GIVEN EXERCISE:
Print, exactly and completely, every entry in the data.

EXERCISE MATERIAL:
------------------------------------------------------------

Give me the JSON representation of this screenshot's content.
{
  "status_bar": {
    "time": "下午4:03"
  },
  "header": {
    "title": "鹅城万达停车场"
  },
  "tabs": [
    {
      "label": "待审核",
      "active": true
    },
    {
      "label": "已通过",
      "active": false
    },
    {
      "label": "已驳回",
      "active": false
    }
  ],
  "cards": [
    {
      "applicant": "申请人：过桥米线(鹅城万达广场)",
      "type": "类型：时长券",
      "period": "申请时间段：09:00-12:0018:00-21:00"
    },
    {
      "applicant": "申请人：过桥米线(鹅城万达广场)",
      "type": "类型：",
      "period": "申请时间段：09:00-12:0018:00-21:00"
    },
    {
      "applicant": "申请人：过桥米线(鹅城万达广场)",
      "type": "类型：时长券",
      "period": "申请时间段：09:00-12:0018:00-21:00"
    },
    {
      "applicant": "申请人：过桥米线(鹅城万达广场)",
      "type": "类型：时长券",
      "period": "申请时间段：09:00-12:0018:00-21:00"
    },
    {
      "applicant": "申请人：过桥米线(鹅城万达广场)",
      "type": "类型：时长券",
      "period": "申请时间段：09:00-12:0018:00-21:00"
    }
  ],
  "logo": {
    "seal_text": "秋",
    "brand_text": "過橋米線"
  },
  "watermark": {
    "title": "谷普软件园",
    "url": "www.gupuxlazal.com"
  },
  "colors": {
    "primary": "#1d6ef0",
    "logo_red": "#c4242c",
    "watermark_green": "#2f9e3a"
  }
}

------------------------------------------------------------

COMPLETE ANSWER:
Give me the JSON representation of this screenshot's content.
{
  "status_bar": {
    "time": "下午4:03"
  },
  "header": {
    "title": "鹅城万达停车场"
  },
  "tabs": [
    {
      "label": "待审核",
      "active": true
    },
    {
      "label": "已通过",
      "active": false
    },
    {
      "label": "已驳回",
      "active": false
    }
  ],
  "cards": [
    {
      "applicant": "申请人：过桥米线(鹅城万达广场)",
      "type": "类型：时长券",
      "period": "申请时间段：09:00-12:0018:00-21:00"
    },
    {
      "applicant": "申请人：过桥米线(鹅城万达广场)",
      "type": "类型：",
      "period": "申请时间段：09:00-12:0018:00-21:00"
    },
    {
      "applicant": "申请人：过桥米线(鹅城万达广场)",
      "type": "类型：时长券",
      "period": "申请时间段：09:00-12:0018:00-21:00"
    },
    {
      "applicant": "申请人：过桥米线(鹅城万达广场)",
      "type": "类型：时长券",
      "period": "申请时间段：09:00-12:0018:00-21:00"
    },
    {
      "applicant": "申请人：过桥米线(鹅城万达广场)",
      "type": "类型：时长券",
      "period": "申请时间段：09:00-12:0018:00-21:00"
    }
  ],
  "logo": {
    "seal_text": "秋",
    "brand_text": "過橋米線"
  },
  "watermark": {
    "title": "谷普软件园",
    "url": "www.gupuxlazal.com"
  },
  "colors": {
    "primary": "#1d6ef0",
    "logo_red": "#c4242c",
    "watermark_green": "#2f9e3a"
  }
}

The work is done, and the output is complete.